◆ TASK:
Collect each line of the entries that holds the string "joining".

(Stored data)

****

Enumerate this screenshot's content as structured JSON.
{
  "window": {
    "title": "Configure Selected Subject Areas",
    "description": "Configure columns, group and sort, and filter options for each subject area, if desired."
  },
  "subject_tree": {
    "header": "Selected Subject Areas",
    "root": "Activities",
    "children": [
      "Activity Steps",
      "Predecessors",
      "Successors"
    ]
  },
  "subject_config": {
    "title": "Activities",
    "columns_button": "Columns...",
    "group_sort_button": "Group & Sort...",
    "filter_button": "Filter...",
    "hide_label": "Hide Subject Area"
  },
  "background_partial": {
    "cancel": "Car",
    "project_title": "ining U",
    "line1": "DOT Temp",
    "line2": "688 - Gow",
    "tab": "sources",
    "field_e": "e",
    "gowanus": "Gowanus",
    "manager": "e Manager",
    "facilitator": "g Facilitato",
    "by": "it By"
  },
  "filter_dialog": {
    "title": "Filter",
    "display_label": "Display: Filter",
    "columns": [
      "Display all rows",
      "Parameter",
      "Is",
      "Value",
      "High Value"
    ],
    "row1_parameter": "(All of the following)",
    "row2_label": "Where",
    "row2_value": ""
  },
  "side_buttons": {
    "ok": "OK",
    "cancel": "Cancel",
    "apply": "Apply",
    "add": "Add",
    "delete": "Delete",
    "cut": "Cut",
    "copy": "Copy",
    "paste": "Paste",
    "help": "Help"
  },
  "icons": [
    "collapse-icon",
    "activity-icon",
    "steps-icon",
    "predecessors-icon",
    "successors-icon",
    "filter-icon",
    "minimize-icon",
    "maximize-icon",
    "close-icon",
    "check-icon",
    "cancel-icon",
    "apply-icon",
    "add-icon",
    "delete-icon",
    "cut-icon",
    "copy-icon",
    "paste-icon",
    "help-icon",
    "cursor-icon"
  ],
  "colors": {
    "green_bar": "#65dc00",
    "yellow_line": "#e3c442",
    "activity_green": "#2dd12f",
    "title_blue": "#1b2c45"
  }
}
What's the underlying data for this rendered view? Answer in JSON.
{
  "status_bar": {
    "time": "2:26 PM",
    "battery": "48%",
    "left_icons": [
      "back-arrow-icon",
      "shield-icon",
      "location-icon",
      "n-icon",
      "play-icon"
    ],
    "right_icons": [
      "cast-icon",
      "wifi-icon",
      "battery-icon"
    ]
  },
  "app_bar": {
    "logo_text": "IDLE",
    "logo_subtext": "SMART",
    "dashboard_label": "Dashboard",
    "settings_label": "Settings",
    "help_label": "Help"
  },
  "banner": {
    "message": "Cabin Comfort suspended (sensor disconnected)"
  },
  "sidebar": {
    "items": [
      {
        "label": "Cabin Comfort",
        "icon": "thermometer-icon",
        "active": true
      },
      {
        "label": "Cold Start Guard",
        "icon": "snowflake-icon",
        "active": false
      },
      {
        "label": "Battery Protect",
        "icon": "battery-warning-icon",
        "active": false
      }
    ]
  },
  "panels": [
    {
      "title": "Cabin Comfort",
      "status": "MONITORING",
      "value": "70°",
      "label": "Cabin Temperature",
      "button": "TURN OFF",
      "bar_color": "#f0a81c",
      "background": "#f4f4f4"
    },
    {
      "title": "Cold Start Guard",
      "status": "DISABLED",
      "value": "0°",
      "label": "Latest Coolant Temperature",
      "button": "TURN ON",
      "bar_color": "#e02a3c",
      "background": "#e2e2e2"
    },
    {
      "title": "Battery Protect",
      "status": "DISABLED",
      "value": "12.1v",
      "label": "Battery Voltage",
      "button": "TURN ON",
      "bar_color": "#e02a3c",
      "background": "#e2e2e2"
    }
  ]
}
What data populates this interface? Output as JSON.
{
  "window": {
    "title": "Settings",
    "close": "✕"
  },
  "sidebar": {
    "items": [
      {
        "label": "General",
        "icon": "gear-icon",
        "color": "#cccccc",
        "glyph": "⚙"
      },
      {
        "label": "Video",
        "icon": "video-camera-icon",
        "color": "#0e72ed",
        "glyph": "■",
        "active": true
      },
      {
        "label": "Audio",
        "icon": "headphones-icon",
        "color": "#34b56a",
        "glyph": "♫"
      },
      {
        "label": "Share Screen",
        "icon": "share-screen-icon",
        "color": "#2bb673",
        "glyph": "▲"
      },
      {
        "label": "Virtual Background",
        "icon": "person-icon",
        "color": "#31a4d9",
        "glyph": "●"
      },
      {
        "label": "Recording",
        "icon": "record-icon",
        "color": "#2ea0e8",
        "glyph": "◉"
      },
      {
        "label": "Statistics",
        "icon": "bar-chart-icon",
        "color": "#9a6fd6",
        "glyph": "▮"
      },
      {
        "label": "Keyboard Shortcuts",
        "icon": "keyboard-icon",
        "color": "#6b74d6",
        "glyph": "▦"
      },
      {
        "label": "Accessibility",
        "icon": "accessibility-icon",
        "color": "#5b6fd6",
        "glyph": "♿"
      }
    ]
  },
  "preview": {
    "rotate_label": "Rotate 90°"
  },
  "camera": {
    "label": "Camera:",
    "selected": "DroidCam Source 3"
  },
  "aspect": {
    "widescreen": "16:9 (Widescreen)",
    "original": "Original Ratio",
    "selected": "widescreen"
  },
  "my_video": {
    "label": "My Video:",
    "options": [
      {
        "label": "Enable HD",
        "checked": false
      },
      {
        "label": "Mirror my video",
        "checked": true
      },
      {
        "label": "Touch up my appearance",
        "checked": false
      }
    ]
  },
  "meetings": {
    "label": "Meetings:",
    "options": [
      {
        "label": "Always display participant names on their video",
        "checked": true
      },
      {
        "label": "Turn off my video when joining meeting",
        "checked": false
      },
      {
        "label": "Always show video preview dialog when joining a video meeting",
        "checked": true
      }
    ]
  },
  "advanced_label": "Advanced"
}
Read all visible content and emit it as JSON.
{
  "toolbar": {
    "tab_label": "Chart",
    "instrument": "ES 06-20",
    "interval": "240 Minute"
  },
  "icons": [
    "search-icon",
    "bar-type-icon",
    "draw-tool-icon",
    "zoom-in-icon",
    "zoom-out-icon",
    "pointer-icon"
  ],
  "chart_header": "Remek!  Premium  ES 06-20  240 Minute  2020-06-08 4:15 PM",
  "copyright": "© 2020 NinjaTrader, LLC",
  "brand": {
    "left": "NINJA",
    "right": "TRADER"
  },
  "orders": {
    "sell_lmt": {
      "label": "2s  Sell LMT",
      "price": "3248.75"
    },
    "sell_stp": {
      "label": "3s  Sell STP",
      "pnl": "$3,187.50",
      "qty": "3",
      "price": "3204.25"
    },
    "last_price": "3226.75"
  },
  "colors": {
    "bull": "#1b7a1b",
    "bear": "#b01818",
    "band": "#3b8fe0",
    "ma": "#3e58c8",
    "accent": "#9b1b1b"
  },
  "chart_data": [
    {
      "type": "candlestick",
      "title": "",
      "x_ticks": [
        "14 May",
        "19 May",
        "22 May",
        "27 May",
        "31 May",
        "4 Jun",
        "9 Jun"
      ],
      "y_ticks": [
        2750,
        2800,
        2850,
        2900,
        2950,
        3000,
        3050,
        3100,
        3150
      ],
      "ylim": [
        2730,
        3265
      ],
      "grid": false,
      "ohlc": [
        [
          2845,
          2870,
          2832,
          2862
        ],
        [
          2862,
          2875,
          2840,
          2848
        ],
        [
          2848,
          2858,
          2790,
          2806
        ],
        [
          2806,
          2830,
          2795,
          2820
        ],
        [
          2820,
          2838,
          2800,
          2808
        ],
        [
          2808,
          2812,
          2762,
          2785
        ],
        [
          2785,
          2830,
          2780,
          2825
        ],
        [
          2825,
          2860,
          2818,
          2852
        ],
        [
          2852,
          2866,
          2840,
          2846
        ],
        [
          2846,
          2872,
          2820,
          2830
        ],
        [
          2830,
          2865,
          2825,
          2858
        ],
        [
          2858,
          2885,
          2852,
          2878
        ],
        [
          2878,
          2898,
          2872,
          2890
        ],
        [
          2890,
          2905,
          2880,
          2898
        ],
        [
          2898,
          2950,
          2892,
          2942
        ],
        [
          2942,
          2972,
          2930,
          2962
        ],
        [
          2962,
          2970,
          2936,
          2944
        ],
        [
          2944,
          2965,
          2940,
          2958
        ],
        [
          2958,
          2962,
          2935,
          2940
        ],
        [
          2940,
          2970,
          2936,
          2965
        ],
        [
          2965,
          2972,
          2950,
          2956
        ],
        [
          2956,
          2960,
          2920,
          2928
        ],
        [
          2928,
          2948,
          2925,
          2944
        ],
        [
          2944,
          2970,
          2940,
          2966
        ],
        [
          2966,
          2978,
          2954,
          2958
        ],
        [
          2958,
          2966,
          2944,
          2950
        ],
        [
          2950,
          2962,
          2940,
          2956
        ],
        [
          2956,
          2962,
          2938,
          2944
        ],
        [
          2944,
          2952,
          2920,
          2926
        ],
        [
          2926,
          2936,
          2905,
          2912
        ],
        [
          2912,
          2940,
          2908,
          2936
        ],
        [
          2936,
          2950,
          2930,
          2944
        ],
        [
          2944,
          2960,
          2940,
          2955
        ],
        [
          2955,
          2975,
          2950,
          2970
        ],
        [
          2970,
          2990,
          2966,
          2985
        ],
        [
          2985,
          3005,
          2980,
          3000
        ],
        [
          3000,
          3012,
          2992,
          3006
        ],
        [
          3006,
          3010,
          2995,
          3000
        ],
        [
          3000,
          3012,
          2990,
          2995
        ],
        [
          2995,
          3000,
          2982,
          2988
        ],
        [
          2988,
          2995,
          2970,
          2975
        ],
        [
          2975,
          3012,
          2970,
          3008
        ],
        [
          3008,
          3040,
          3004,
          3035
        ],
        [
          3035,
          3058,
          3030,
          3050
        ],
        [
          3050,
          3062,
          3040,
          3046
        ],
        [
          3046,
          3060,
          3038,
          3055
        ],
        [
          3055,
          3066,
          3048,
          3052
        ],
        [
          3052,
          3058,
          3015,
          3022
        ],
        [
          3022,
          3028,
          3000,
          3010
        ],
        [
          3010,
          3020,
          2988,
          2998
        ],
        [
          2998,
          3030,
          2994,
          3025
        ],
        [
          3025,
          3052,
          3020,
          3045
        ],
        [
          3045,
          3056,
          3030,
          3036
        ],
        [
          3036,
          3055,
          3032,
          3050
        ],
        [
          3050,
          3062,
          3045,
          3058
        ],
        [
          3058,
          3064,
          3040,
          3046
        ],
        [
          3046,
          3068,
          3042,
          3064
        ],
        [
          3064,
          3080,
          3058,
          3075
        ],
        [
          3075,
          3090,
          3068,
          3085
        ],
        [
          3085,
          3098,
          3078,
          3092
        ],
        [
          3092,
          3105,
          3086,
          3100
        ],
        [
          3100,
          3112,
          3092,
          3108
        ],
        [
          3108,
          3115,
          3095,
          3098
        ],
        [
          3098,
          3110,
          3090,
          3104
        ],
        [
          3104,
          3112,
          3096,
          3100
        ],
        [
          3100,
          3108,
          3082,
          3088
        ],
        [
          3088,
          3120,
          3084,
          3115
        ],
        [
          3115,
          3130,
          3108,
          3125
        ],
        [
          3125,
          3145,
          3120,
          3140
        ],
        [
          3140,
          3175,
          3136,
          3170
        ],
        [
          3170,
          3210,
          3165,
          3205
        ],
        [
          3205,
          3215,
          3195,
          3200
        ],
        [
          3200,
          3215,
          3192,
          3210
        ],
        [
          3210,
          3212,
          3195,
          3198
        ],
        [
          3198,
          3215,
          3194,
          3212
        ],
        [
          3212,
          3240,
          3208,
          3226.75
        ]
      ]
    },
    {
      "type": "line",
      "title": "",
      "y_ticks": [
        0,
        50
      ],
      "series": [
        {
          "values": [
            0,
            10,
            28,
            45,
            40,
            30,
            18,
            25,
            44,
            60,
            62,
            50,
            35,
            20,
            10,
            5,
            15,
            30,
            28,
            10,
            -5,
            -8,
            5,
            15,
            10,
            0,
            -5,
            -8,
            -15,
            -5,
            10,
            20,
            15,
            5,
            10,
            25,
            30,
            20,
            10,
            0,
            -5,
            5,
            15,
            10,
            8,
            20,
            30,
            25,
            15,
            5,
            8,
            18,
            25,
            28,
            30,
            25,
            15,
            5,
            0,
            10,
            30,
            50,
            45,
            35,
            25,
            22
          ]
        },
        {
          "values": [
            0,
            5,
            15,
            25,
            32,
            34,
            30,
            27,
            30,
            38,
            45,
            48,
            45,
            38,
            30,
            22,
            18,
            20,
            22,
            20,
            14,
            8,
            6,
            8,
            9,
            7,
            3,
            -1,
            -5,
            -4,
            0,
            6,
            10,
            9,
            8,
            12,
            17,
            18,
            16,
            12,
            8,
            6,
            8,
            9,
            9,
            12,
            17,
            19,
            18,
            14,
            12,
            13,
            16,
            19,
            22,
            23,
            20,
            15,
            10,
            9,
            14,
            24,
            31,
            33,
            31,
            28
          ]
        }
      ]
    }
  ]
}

****

◆ COMPLETE ANSWER:
        "label": "Turn off my video when joining meeting",
        "label": "Always show video preview dialog when joining a video meeting",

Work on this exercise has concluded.